▶ [Exercise] All entries below need to be written out exactly, but without their pictures.

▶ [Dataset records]
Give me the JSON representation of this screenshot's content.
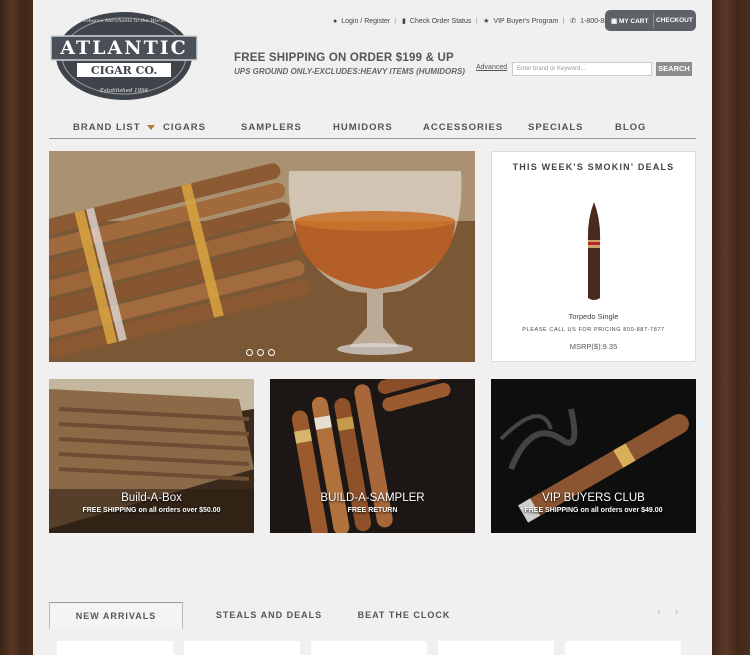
{
  "logo": {
    "main": "ATLANTIC",
    "sub": "CIGAR CO.",
    "arc_top": "Tobacco Merchants to the World",
    "arc_bottom": "Established 1994"
  },
  "toplinks": {
    "login": "Login / Register",
    "order": "Check Order Status",
    "vip": "VIP Buyer's Program",
    "phone": "1-800-887-7877"
  },
  "cart": {
    "my_cart": "MY CART",
    "checkout": "CHECKOUT"
  },
  "shipping": {
    "headline": "FREE SHIPPING ON ORDER $199 & UP",
    "note": "UPS GROUND ONLY-EXCLUDES:HEAVY ITEMS (HUMIDORS)"
  },
  "search": {
    "advanced": "Advanced",
    "placeholder": "Enter brand or Keyword...",
    "button": "SEARCH"
  },
  "nav": [
    "BRAND LIST",
    "CIGARS",
    "SAMPLERS",
    "HUMIDORS",
    "ACCESSORIES",
    "SPECIALS",
    "BLOG"
  ],
  "deals": {
    "title": "THIS WEEK'S SMOKIN' DEALS",
    "product": "Torpedo Single",
    "call": "PLEASE CALL US FOR PRICING 800-887-7877",
    "msrp": "MSRP($):9.35"
  },
  "tiles": [
    {
      "title": "Build-A-Box",
      "subtitle": "FREE SHIPPING on all orders over $50.00"
    },
    {
      "title": "BUILD-A-SAMPLER",
      "subtitle": "FREE RETURN"
    },
    {
      "title": "VIP BUYERS CLUB",
      "subtitle": "FREE SHIPPING on all orders over $49.00"
    }
  ],
  "tabs": [
    "NEW ARRIVALS",
    "STEALS AND DEALS",
    "BEAT THE CLOCK"
  ],
  "arrows": {
    "prev": "‹",
    "next": "›"
  },
  "colors": {
    "accent": "#b07a3a",
    "nav_text": "#555555",
    "button": "#8d8d8d",
    "cart": "#5d6168"
  }
}
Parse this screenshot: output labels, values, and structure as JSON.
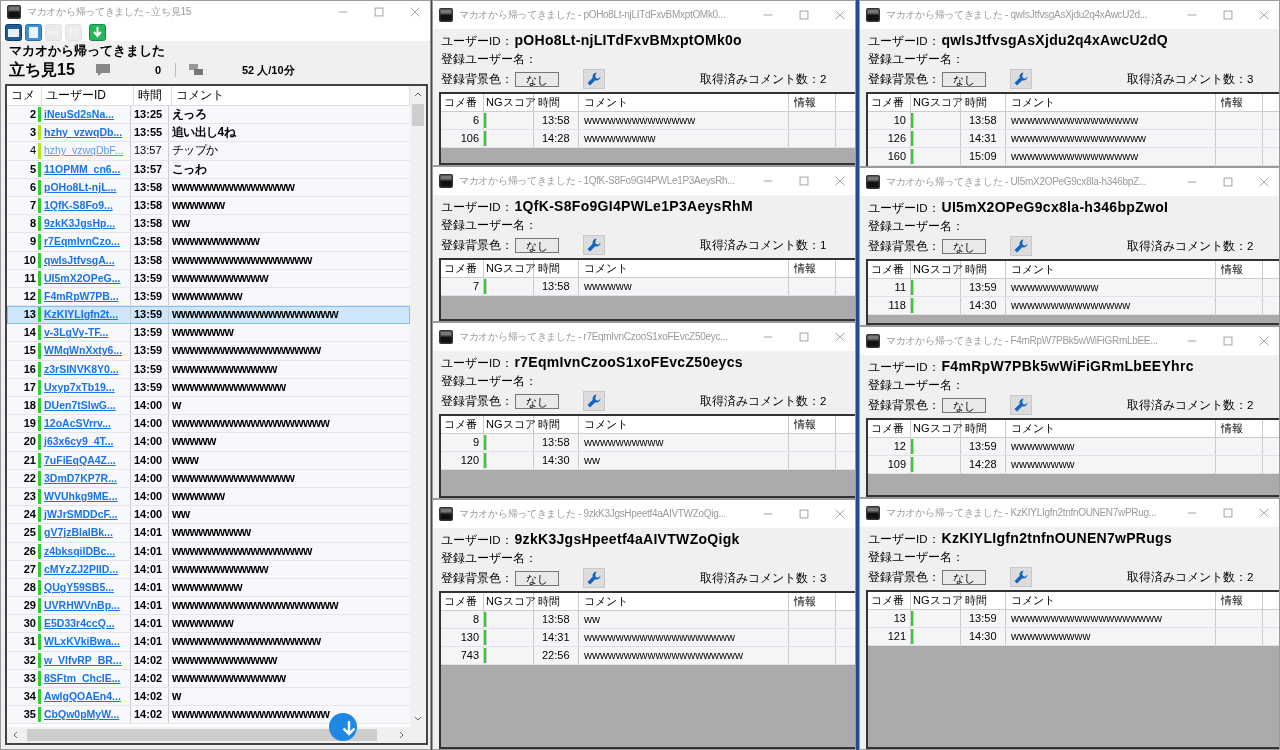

▶ [Task answer]
Give me the JSON representation of this screenshot's content.
{
  "logo": {
    "main": "ATLANTIC",
    "sub": "CIGAR CO.",
    "arc_top": "Tobacco Merchants to the World",
    "arc_bottom": "Established 1994"
  },
  "toplinks": {
    "login": "Login / Register",
    "order": "Check Order Status",
    "vip": "VIP Buyer's Program",
    "phone": "1-800-887-7877"
  },
  "cart": {
    "my_cart": "MY CART",
    "checkout": "CHECKOUT"
  },
  "shipping": {
    "headline": "FREE SHIPPING ON ORDER $199 & UP",
    "note": "UPS GROUND ONLY-EXCLUDES:HEAVY ITEMS (HUMIDORS)"
  },
  "search": {
    "advanced": "Advanced",
    "placeholder": "Enter brand or Keyword...",
    "button": "SEARCH"
  },
  "nav": [
    "BRAND LIST",
    "CIGARS",
    "SAMPLERS",
    "HUMIDORS",
    "ACCESSORIES",
    "SPECIALS",
    "BLOG"
  ],
  "deals": {
    "title": "THIS WEEK'S SMOKIN' DEALS",
    "product": "Torpedo Single",
    "call": "PLEASE CALL US FOR PRICING 800-887-7877",
    "msrp": "MSRP($):9.35"
  },
  "tiles": [
    {
      "title": "Build-A-Box",
      "subtitle": "FREE SHIPPING on all orders over $50.00"
    },
    {
      "title": "BUILD-A-SAMPLER",
      "subtitle": "FREE RETURN"
    },
    {
      "title": "VIP BUYERS CLUB",
      "subtitle": "FREE SHIPPING on all orders over $49.00"
    }
  ],
  "tabs": [
    "NEW ARRIVALS",
    "STEALS AND DEALS",
    "BEAT THE CLOCK"
  ],
  "arrows": {
    "prev": "‹",
    "next": "›"
  },
  "colors": {
    "accent": "#b07a3a",
    "nav_text": "#555555",
    "button": "#8d8d8d",
    "cart": "#5d6168"
  }
}
Parse this screenshot: output labels, values, and structure as JSON.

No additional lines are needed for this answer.